-- start of DATASET ROWS --

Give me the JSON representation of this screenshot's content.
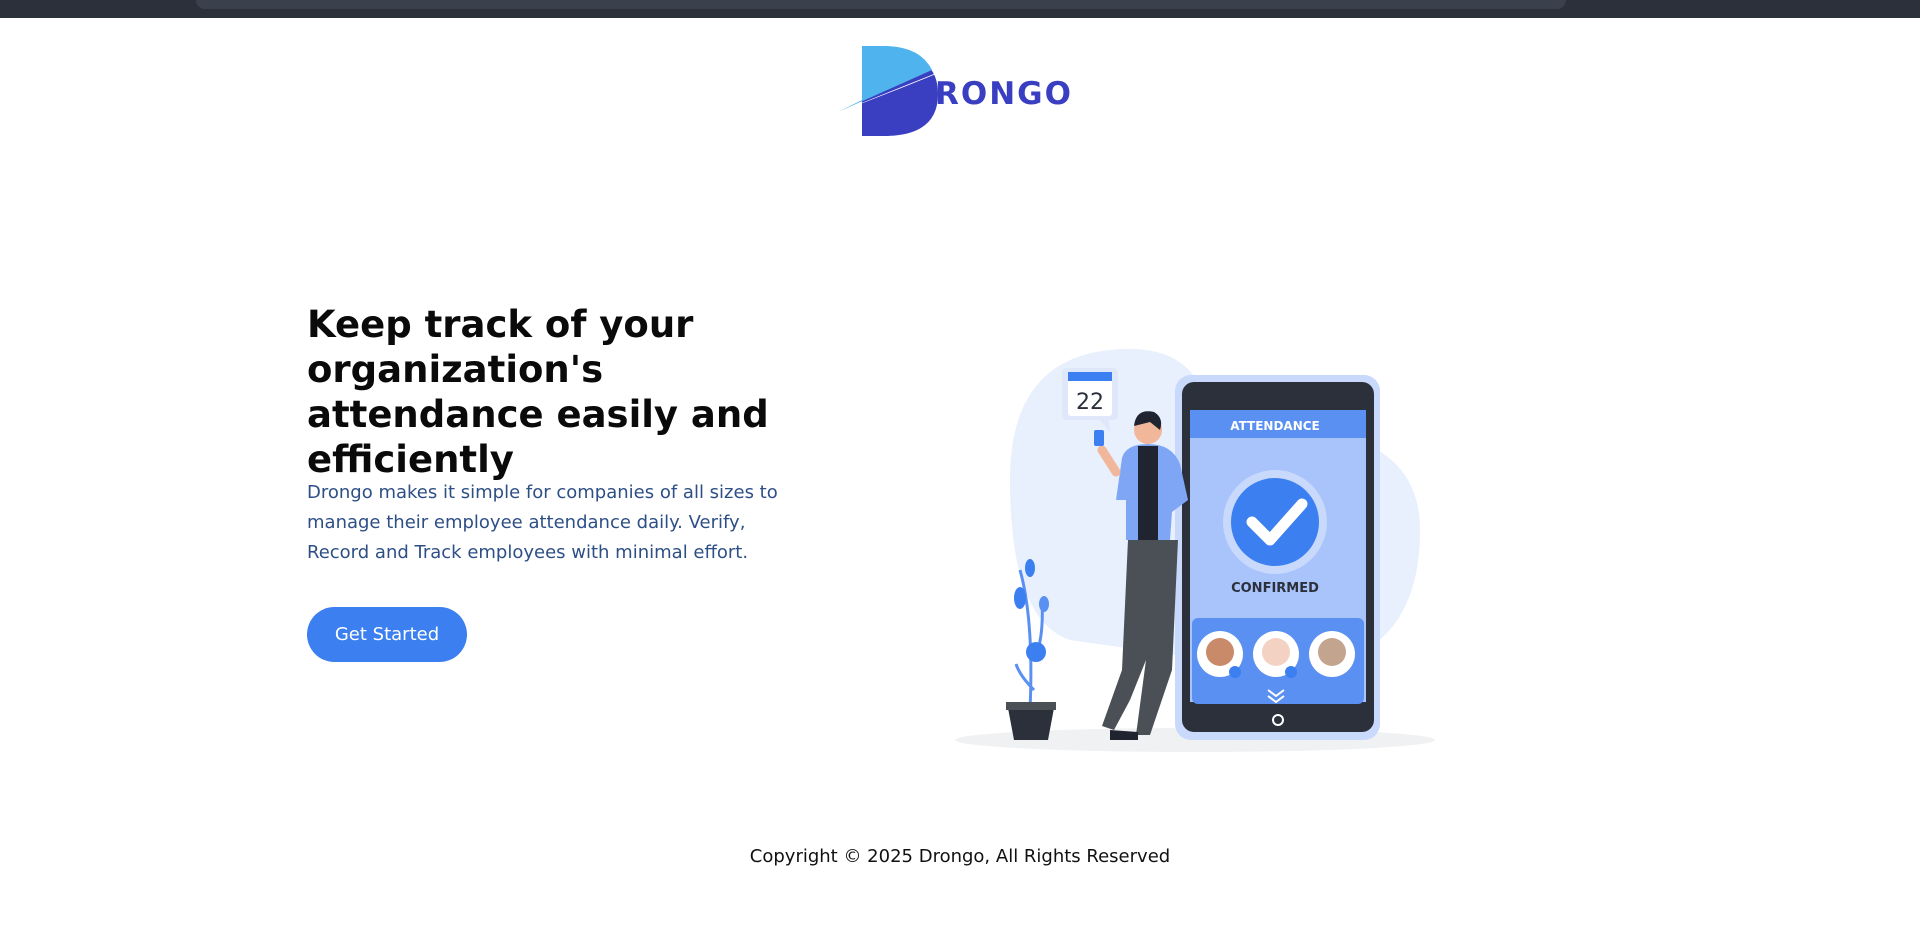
{
  "brand": {
    "name_suffix": "RONGO",
    "colors": {
      "logo_light": "#4fb3ee",
      "logo_dark": "#3a3fc2",
      "primary": "#3b7ff0",
      "text_dark": "#0a0a0a",
      "text_blue": "#2d4f86"
    }
  },
  "hero": {
    "title": "Keep track of your organization's attendance easily and efficiently",
    "description": "Drongo makes it simple for companies of all sizes to manage their employee attendance daily. Verify, Record and Track employees with minimal effort.",
    "cta_label": "Get Started"
  },
  "illustration": {
    "calendar_day": "22",
    "phone_header": "ATTENDANCE",
    "status": "CONFIRMED"
  },
  "footer": {
    "copyright": "Copyright © 2025 Drongo, All Rights Reserved"
  }
}
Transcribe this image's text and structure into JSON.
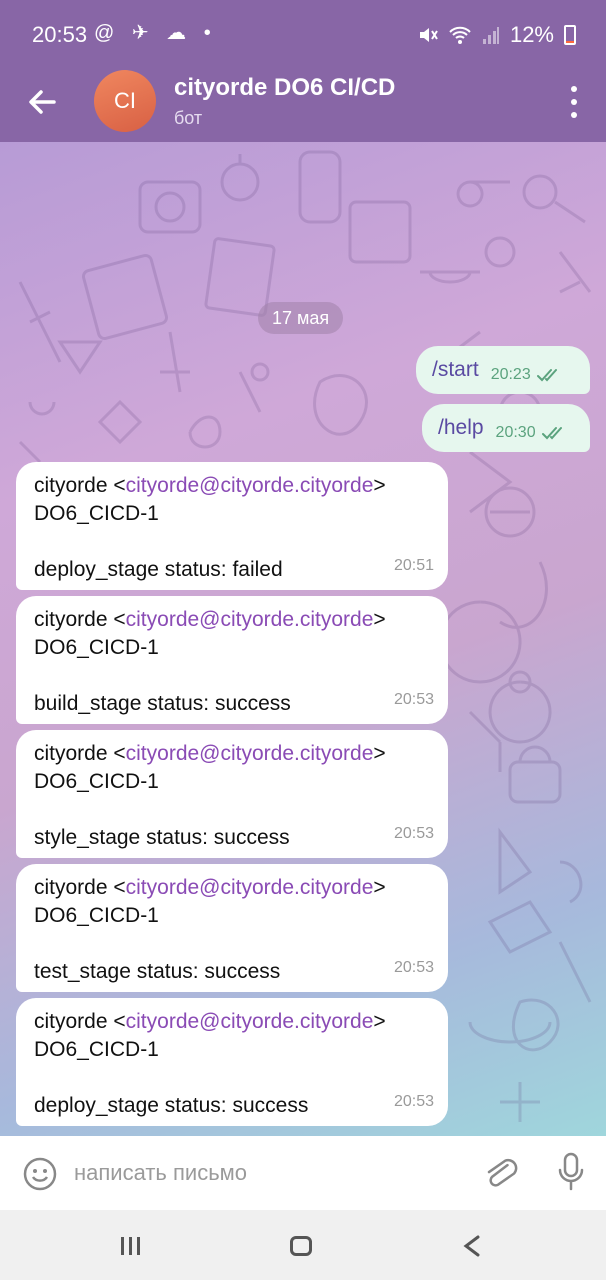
{
  "status_bar": {
    "time": "20:53",
    "left_icons": "@ ✈ ☁ •",
    "battery": "12%",
    "battery_level": 0.12
  },
  "header": {
    "avatar_initials": "CI",
    "title": "cityorde DO6 CI/CD",
    "subtitle": "бот"
  },
  "chat": {
    "date": "17 мая",
    "outgoing": [
      {
        "text": "/start",
        "time": "20:23"
      },
      {
        "text": "/help",
        "time": "20:30"
      }
    ],
    "incoming": [
      {
        "name": "cityorde",
        "email": "cityorde@cityorde.cityorde",
        "project": "DO6_CICD-1",
        "status": "deploy_stage status: failed",
        "time": "20:51"
      },
      {
        "name": "cityorde",
        "email": "cityorde@cityorde.cityorde",
        "project": "DO6_CICD-1",
        "status": "build_stage status: success",
        "time": "20:53"
      },
      {
        "name": "cityorde",
        "email": "cityorde@cityorde.cityorde",
        "project": "DO6_CICD-1",
        "status": "style_stage status: success",
        "time": "20:53"
      },
      {
        "name": "cityorde",
        "email": "cityorde@cityorde.cityorde",
        "project": "DO6_CICD-1",
        "status": "test_stage status: success",
        "time": "20:53"
      },
      {
        "name": "cityorde",
        "email": "cityorde@cityorde.cityorde",
        "project": "DO6_CICD-1",
        "status": "deploy_stage status: success",
        "time": "20:53"
      }
    ]
  },
  "composer": {
    "placeholder": "написать письмо"
  },
  "colors": {
    "header": "#8866a6",
    "link": "#8a4bb5",
    "outgoing_bubble": "#e6f7ee"
  }
}
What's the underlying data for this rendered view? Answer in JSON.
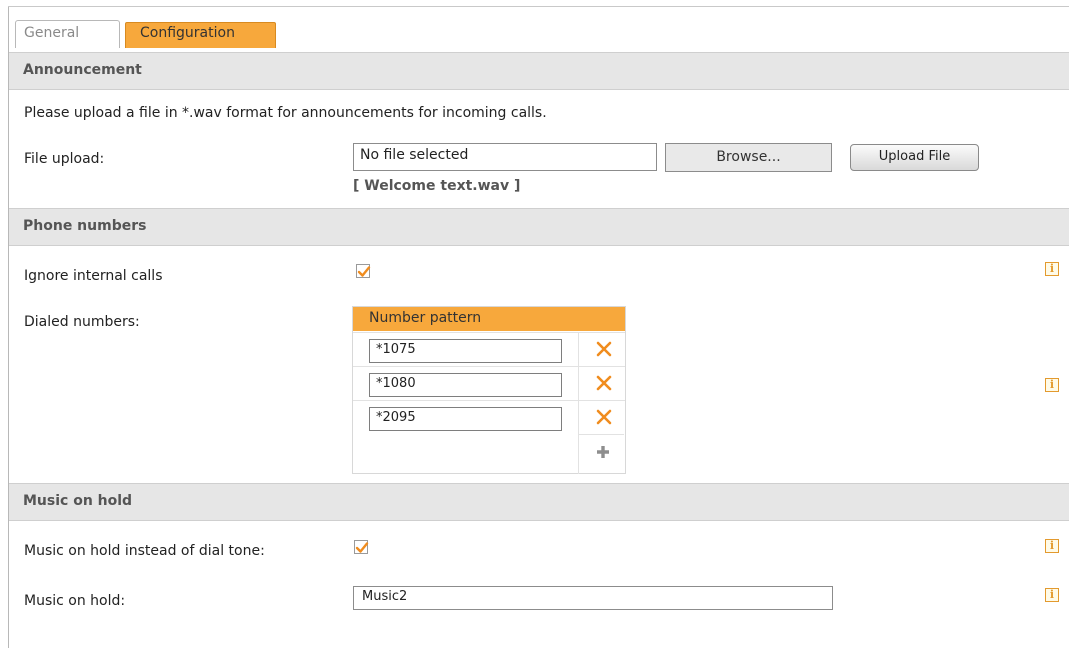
{
  "tabs": {
    "general": "General",
    "configuration": "Configuration"
  },
  "announcement": {
    "header": "Announcement",
    "description": "Please upload a file in *.wav format for announcements for incoming calls.",
    "file_upload_label": "File upload:",
    "file_input_value": "No file selected",
    "browse_label": "Browse...",
    "upload_label": "Upload File",
    "current_file": "[ Welcome text.wav ]"
  },
  "phone_numbers": {
    "header": "Phone numbers",
    "ignore_internal_label": "Ignore internal calls",
    "ignore_internal_checked": true,
    "dialed_label": "Dialed numbers:",
    "column_header": "Number pattern",
    "patterns": [
      "*1075",
      "*1080",
      "*2095"
    ]
  },
  "music": {
    "header": "Music on hold",
    "instead_label": "Music on hold instead of dial tone:",
    "instead_checked": true,
    "moh_label": "Music on hold:",
    "moh_value": "Music2"
  },
  "icons": {
    "info": "i",
    "delete": "delete-icon",
    "add": "add-icon"
  },
  "colors": {
    "accent": "#f7a83c",
    "section_bg": "#e6e6e6",
    "delete": "#f08c1e"
  }
}
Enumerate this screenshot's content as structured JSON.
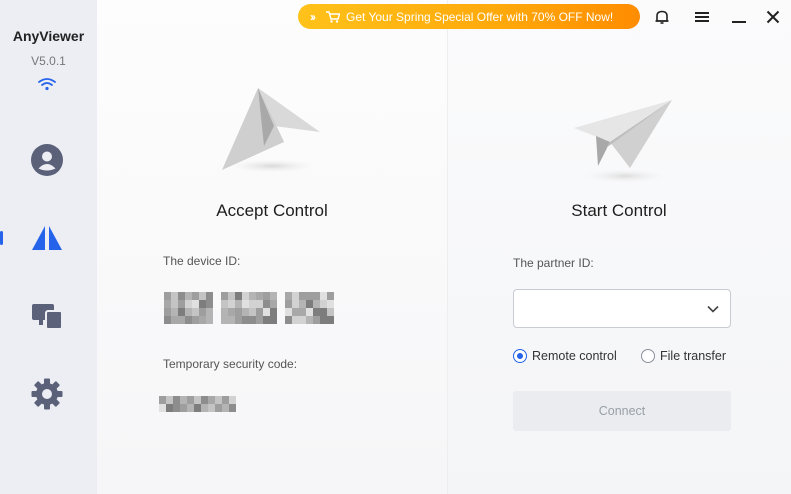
{
  "app": {
    "name": "AnyViewer",
    "version": "V5.0.1"
  },
  "promo": {
    "text": "Get Your Spring Special Offer with 70% OFF Now!",
    "color": "#ffb10f"
  },
  "sidebar": {
    "items": [
      {
        "name": "account",
        "icon": "user-icon",
        "active": false
      },
      {
        "name": "control",
        "icon": "anyviewer-logo-icon",
        "active": true
      },
      {
        "name": "devices",
        "icon": "devices-icon",
        "active": false
      },
      {
        "name": "settings",
        "icon": "gear-icon",
        "active": false
      }
    ]
  },
  "accept": {
    "title": "Accept Control",
    "device_id_label": "The device ID:",
    "security_label": "Temporary security code:"
  },
  "start": {
    "title": "Start Control",
    "partner_label": "The partner ID:",
    "partner_value": "",
    "mode_remote": "Remote control",
    "mode_file": "File transfer",
    "selected_mode": "Remote control",
    "connect_label": "Connect"
  },
  "colors": {
    "accent": "#2563eb",
    "icon_gray": "#5a6178",
    "sidebar_bg": "#eceef4"
  }
}
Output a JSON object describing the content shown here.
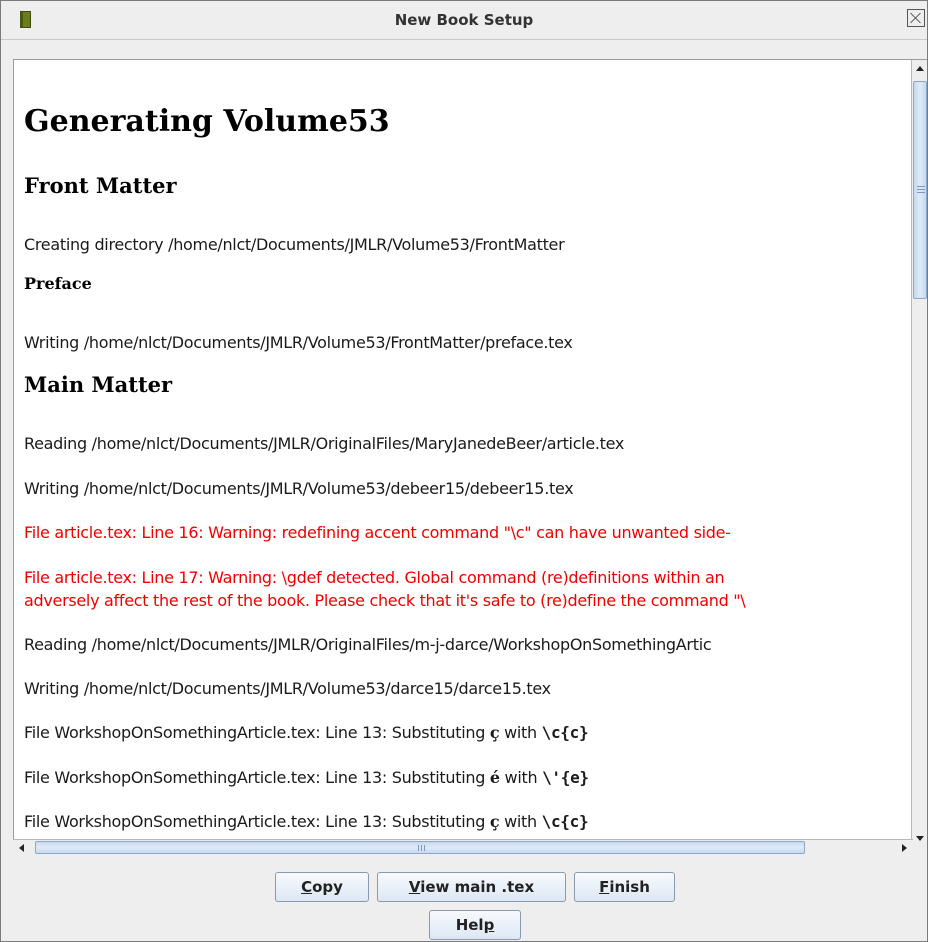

-- end of DATASET ROWS --

Your copy of the data above should match it exactly, except that pictures are left out.

## CORRECT RESPONSE
Give me the JSON representation of this screenshot's content.
{
  "brand": {
    "name_suffix": "RONGO",
    "colors": {
      "logo_light": "#4fb3ee",
      "logo_dark": "#3a3fc2",
      "primary": "#3b7ff0",
      "text_dark": "#0a0a0a",
      "text_blue": "#2d4f86"
    }
  },
  "hero": {
    "title": "Keep track of your organization's attendance easily and efficiently",
    "description": "Drongo makes it simple for companies of all sizes to manage their employee attendance daily. Verify, Record and Track employees with minimal effort.",
    "cta_label": "Get Started"
  },
  "illustration": {
    "calendar_day": "22",
    "phone_header": "ATTENDANCE",
    "status": "CONFIRMED"
  },
  "footer": {
    "copyright": "Copyright © 2025 Drongo, All Rights Reserved"
  }
}
Transcribe this image's text and structure into JSON.
{
  "status_bar": {
    "time": "20:53",
    "left_icons": "@ ✈ ☁ •",
    "battery": "12%",
    "battery_level": 0.12
  },
  "header": {
    "avatar_initials": "CI",
    "title": "cityorde DO6 CI/CD",
    "subtitle": "бот"
  },
  "chat": {
    "date": "17 мая",
    "outgoing": [
      {
        "text": "/start",
        "time": "20:23"
      },
      {
        "text": "/help",
        "time": "20:30"
      }
    ],
    "incoming": [
      {
        "name": "cityorde",
        "email": "cityorde@cityorde.cityorde",
        "project": "DO6_CICD-1",
        "status": "deploy_stage status: failed",
        "time": "20:51"
      },
      {
        "name": "cityorde",
        "email": "cityorde@cityorde.cityorde",
        "project": "DO6_CICD-1",
        "status": "build_stage status: success",
        "time": "20:53"
      },
      {
        "name": "cityorde",
        "email": "cityorde@cityorde.cityorde",
        "project": "DO6_CICD-1",
        "status": "style_stage status: success",
        "time": "20:53"
      },
      {
        "name": "cityorde",
        "email": "cityorde@cityorde.cityorde",
        "project": "DO6_CICD-1",
        "status": "test_stage status: success",
        "time": "20:53"
      },
      {
        "name": "cityorde",
        "email": "cityorde@cityorde.cityorde",
        "project": "DO6_CICD-1",
        "status": "deploy_stage status: success",
        "time": "20:53"
      }
    ]
  },
  "composer": {
    "placeholder": "написать письмо"
  },
  "colors": {
    "header": "#8866a6",
    "link": "#8a4bb5",
    "outgoing_bubble": "#e6f7ee"
  }
}
What's the underlying data for this rendered view? Answer in JSON.
{
  "tabs": {
    "general": "General",
    "configuration": "Configuration"
  },
  "announcement": {
    "header": "Announcement",
    "description": "Please upload a file in *.wav format for announcements for incoming calls.",
    "file_upload_label": "File upload:",
    "file_input_value": "No file selected",
    "browse_label": "Browse...",
    "upload_label": "Upload File",
    "current_file": "[ Welcome text.wav ]"
  },
  "phone_numbers": {
    "header": "Phone numbers",
    "ignore_internal_label": "Ignore internal calls",
    "ignore_internal_checked": true,
    "dialed_label": "Dialed numbers:",
    "column_header": "Number pattern",
    "patterns": [
      "*1075",
      "*1080",
      "*2095"
    ]
  },
  "music": {
    "header": "Music on hold",
    "instead_label": "Music on hold instead of dial tone:",
    "instead_checked": true,
    "moh_label": "Music on hold:",
    "moh_value": "Music2"
  },
  "icons": {
    "info": "i",
    "delete": "delete-icon",
    "add": "add-icon"
  },
  "colors": {
    "accent": "#f7a83c",
    "section_bg": "#e6e6e6",
    "delete": "#f08c1e"
  }
}
Enumerate this screenshot's content as structured JSON.
{
  "app": {
    "name": "AnyViewer",
    "version": "V5.0.1"
  },
  "promo": {
    "text": "Get Your Spring Special Offer with 70% OFF Now!",
    "color": "#ffb10f"
  },
  "sidebar": {
    "items": [
      {
        "name": "account",
        "icon": "user-icon",
        "active": false
      },
      {
        "name": "control",
        "icon": "anyviewer-logo-icon",
        "active": true
      },
      {
        "name": "devices",
        "icon": "devices-icon",
        "active": false
      },
      {
        "name": "settings",
        "icon": "gear-icon",
        "active": false
      }
    ]
  },
  "accept": {
    "title": "Accept Control",
    "device_id_label": "The device ID:",
    "security_label": "Temporary security code:"
  },
  "start": {
    "title": "Start Control",
    "partner_label": "The partner ID:",
    "partner_value": "",
    "mode_remote": "Remote control",
    "mode_file": "File transfer",
    "selected_mode": "Remote control",
    "connect_label": "Connect"
  },
  "colors": {
    "accent": "#2563eb",
    "icon_gray": "#5a6178",
    "sidebar_bg": "#eceef4"
  }
}
Output a JSON object describing the content shown here.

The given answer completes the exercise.